--- Start ENTRIES SUPPLIED ---

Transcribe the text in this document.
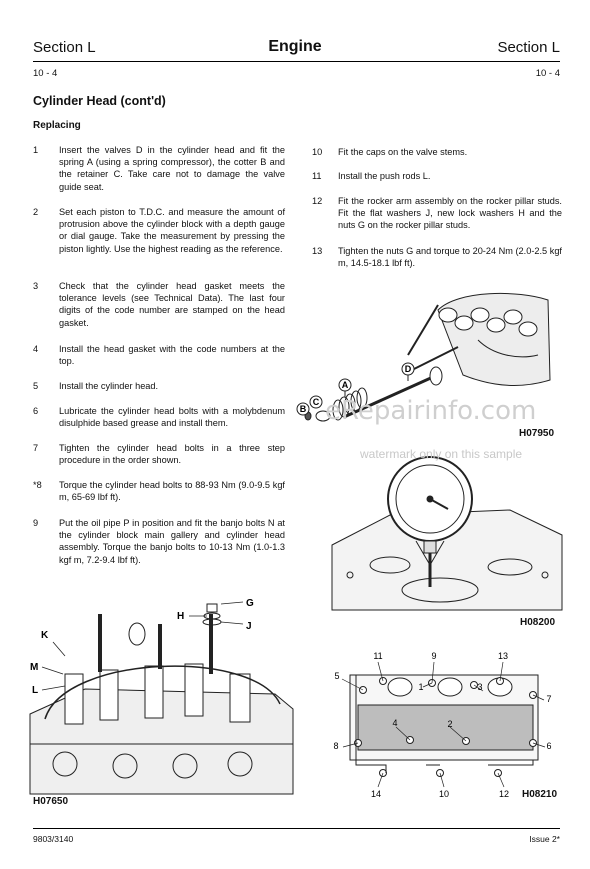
Section L	Engine	Section L
10 - 4	10 - 4
Cylinder Head (cont'd)
Replacing
1 Insert the valves D in the cylinder head and fit the spring A (using a spring compressor), the cotter B and the retainer C. Take care not to damage the valve guide seat.
2 Set each piston to T.D.C. and measure the amount of protrusion above the cylinder block with a depth gauge or dial gauge. Take the measurement by pressing the piston lightly. Use the highest reading as the reference.
3 Check that the cylinder head gasket meets the tolerance levels (see Technical Data). The last four digits of the code number are stamped on the head gasket.
4 Install the head gasket with the code numbers at the top.
5 Install the cylinder head.
6 Lubricate the cylinder head bolts with a molybdenum disulphide based grease and install them.
7 Tighten the cylinder head bolts in a three step procedure in the order shown.
*8 Torque the cylinder head bolts to 88-93 Nm (9.0-9.5 kgf m, 65-69 lbf ft).
9 Put the oil pipe P in position and fit the banjo bolts N at the cylinder block main gallery and cylinder head assembly. Torque the banjo bolts to 10-13 Nm (1.0-1.3 kgf m, 7.2-9.4 lbf ft).
10 Fit the caps on the valve stems.
11 Install the push rods L.
12 Fit the rocker arm assembly on the rocker pillar studs. Fit the flat washers J, new lock washers H and the nuts G on the rocker pillar studs.
13 Tighten the nuts G and torque to 20-24 Nm (2.0-2.5 kgf m, 14.5-18.1 lbf ft).
A
B
C
D
H07950
H08200
G
H
J
K
M
L
H07650
1
2
3
4
5
6
7
8
9
10
11
12
13
14	H08210
eRepairinfo.com
watermark only on this sample
9803/3140	Issue 2*
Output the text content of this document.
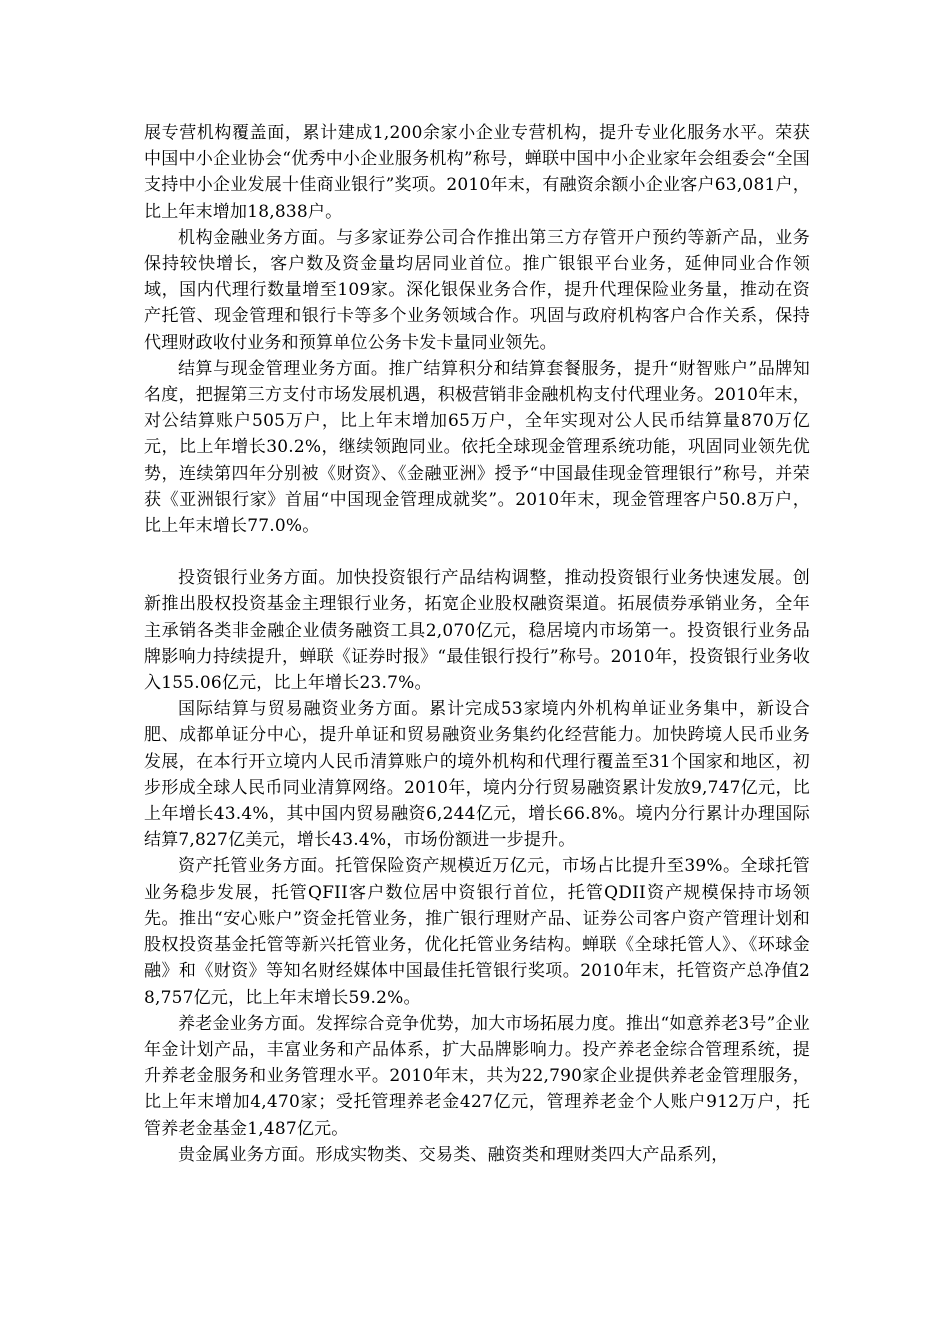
展专营机构覆盖面，累计建成1,200余家小企业专营机构，提升专业化服务水平。荣获中国中小企业协会“优秀中小企业服务机构”称号，蝉联中国中小企业家年会组委会“全国支持中小企业发展十佳商业银行”奖项。2010年末，有融资余额小企业客户63,081户，比上年末增加18,838户。

机构金融业务方面。与多家证券公司合作推出第三方存管开户预约等新产品，业务保持较快增长，客户数及资金量均居同业首位。推广银银平台业务，延伸同业合作领域，国内代理行数量增至109家。深化银保业务合作，提升代理保险业务量，推动在资产托管、现金管理和银行卡等多个业务领域合作。巩固与政府机构客户合作关系，保持代理财政收付业务和预算单位公务卡发卡量同业领先。

结算与现金管理业务方面。推广结算积分和结算套餐服务，提升“财智账户”品牌知名度，把握第三方支付市场发展机遇，积极营销非金融机构支付代理业务。2010年末，对公结算账户505万户，比上年末增加65万户，全年实现对公人民币结算量870万亿元，比上年增长30.2%，继续领跑同业。依托全球现金管理系统功能，巩固同业领先优势，连续第四年分别被《财资》、《金融亚洲》授予“中国最佳现金管理银行”称号，并荣获《亚洲银行家》首届“中国现金管理成就奖”。2010年末，现金管理客户50.8万户，比上年末增长77.0%。

投资银行业务方面。加快投资银行产品结构调整，推动投资银行业务快速发展。创新推出股权投资基金主理银行业务，拓宽企业股权融资渠道。拓展债券承销业务，全年主承销各类非金融企业债务融资工具2,070亿元，稳居境内市场第一。投资银行业务品牌影响力持续提升，蝉联《证券时报》“最佳银行投行”称号。2010年，投资银行业务收入155.06亿元，比上年增长23.7%。

国际结算与贸易融资业务方面。累计完成53家境内外机构单证业务集中，新设合肥、成都单证分中心，提升单证和贸易融资业务集约化经营能力。加快跨境人民币业务发展，在本行开立境内人民币清算账户的境外机构和代理行覆盖至31个国家和地区，初步形成全球人民币同业清算网络。2010年，境内分行贸易融资累计发放9,747亿元，比上年增长43.4%，其中国内贸易融资6,244亿元，增长66.8%。境内分行累计办理国际结算7,827亿美元，增长43.4%，市场份额进一步提升。

资产托管业务方面。托管保险资产规模近万亿元，市场占比提升至39%。全球托管业务稳步发展，托管QFII客户数位居中资银行首位，托管QDII资产规模保持市场领先。推出“安心账户”资金托管业务，推广银行理财产品、证券公司客户资产管理计划和股权投资基金托管等新兴托管业务，优化托管业务结构。蝉联《全球托管人》、《环球金融》和《财资》等知名财经媒体中国最佳托管银行奖项。2010年末，托管资产总净值28,757亿元，比上年末增长59.2%。

养老金业务方面。发挥综合竞争优势，加大市场拓展力度。推出“如意养老3号”企业年金计划产品，丰富业务和产品体系，扩大品牌影响力。投产养老金综合管理系统，提升养老金服务和业务管理水平。2010年末，共为22,790家企业提供养老金管理服务，比上年末增加4,470家；受托管理养老金427亿元，管理养老金个人账户912万户，托管养老金基金1,487亿元。

贵金属业务方面。形成实物类、交易类、融资类和理财类四大产品系列，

--- End ENTRIES SUPPLIED ---

## TASK INSTRUCTIONS
Will you restate every entry word for word and omit the images?

## COMPLETED TASK
Transcribe the text in this document.
Section L	Engine	Section L
10 - 4	10 - 4
Cylinder Head (cont'd)
Replacing
1 Insert the valves D in the cylinder head and fit the spring A (using a spring compressor), the cotter B and the retainer C. Take care not to damage the valve guide seat.
2 Set each piston to T.D.C. and measure the amount of protrusion above the cylinder block with a depth gauge or dial gauge. Take the measurement by pressing the piston lightly. Use the highest reading as the reference.
3 Check that the cylinder head gasket meets the tolerance levels (see Technical Data). The last four digits of the code number are stamped on the head gasket.
4 Install the head gasket with the code numbers at the top.
5 Install the cylinder head.
6 Lubricate the cylinder head bolts with a molybdenum disulphide based grease and install them.
7 Tighten the cylinder head bolts in a three step procedure in the order shown.
*8 Torque the cylinder head bolts to 88-93 Nm (9.0-9.5 kgf m, 65-69 lbf ft).
9 Put the oil pipe P in position and fit the banjo bolts N at the cylinder block main gallery and cylinder head assembly. Torque the banjo bolts to 10-13 Nm (1.0-1.3 kgf m, 7.2-9.4 lbf ft).
10 Fit the caps on the valve stems.
11 Install the push rods L.
12 Fit the rocker arm assembly on the rocker pillar studs. Fit the flat washers J, new lock washers H and the nuts G on the rocker pillar studs.
13 Tighten the nuts G and torque to 20-24 Nm (2.0-2.5 kgf m, 14.5-18.1 lbf ft).
A
B
C
D
H07950
H08200
G
H
J
K
M
L
H07650
1
2
3
4
5
6
7
8
9
10
11
12
13
14	H08210
eRepairinfo.com
watermark only on this sample
9803/3140	Issue 2*
Output the text content of this document.
展专营机构覆盖面，累计建成1,200余家小企业专营机构，提升专业化服务水平。荣获中国中小企业协会“优秀中小企业服务机构”称号，蝉联中国中小企业家年会组委会“全国支持中小企业发展十佳商业银行”奖项。2010年末，有融资余额小企业客户63,081户，比上年末增加18,838户。

机构金融业务方面。与多家证券公司合作推出第三方存管开户预约等新产品，业务保持较快增长，客户数及资金量均居同业首位。推广银银平台业务，延伸同业合作领域，国内代理行数量增至109家。深化银保业务合作，提升代理保险业务量，推动在资产托管、现金管理和银行卡等多个业务领域合作。巩固与政府机构客户合作关系，保持代理财政收付业务和预算单位公务卡发卡量同业领先。

结算与现金管理业务方面。推广结算积分和结算套餐服务，提升“财智账户”品牌知名度，把握第三方支付市场发展机遇，积极营销非金融机构支付代理业务。2010年末，对公结算账户505万户，比上年末增加65万户，全年实现对公人民币结算量870万亿元，比上年增长30.2%，继续领跑同业。依托全球现金管理系统功能，巩固同业领先优势，连续第四年分别被《财资》、《金融亚洲》授予“中国最佳现金管理银行”称号，并荣获《亚洲银行家》首届“中国现金管理成就奖”。2010年末，现金管理客户50.8万户，比上年末增长77.0%。

投资银行业务方面。加快投资银行产品结构调整，推动投资银行业务快速发展。创新推出股权投资基金主理银行业务，拓宽企业股权融资渠道。拓展债券承销业务，全年主承销各类非金融企业债务融资工具2,070亿元，稳居境内市场第一。投资银行业务品牌影响力持续提升，蝉联《证券时报》“最佳银行投行”称号。2010年，投资银行业务收入155.06亿元，比上年增长23.7%。

国际结算与贸易融资业务方面。累计完成53家境内外机构单证业务集中，新设合肥、成都单证分中心，提升单证和贸易融资业务集约化经营能力。加快跨境人民币业务发展，在本行开立境内人民币清算账户的境外机构和代理行覆盖至31个国家和地区，初步形成全球人民币同业清算网络。2010年，境内分行贸易融资累计发放9,747亿元，比上年增长43.4%，其中国内贸易融资6,244亿元，增长66.8%。境内分行累计办理国际结算7,827亿美元，增长43.4%，市场份额进一步提升。

资产托管业务方面。托管保险资产规模近万亿元，市场占比提升至39%。全球托管业务稳步发展，托管QFII客户数位居中资银行首位，托管QDII资产规模保持市场领先。推出“安心账户”资金托管业务，推广银行理财产品、证券公司客户资产管理计划和股权投资基金托管等新兴托管业务，优化托管业务结构。蝉联《全球托管人》、《环球金融》和《财资》等知名财经媒体中国最佳托管银行奖项。2010年末，托管资产总净值28,757亿元，比上年末增长59.2%。

养老金业务方面。发挥综合竞争优势，加大市场拓展力度。推出“如意养老3号”企业年金计划产品，丰富业务和产品体系，扩大品牌影响力。投产养老金综合管理系统，提升养老金服务和业务管理水平。2010年末，共为22,790家企业提供养老金管理服务，比上年末增加4,470家；受托管理养老金427亿元，管理养老金个人账户912万户，托管养老金基金1,487亿元。

贵金属业务方面。形成实物类、交易类、融资类和理财类四大产品系列，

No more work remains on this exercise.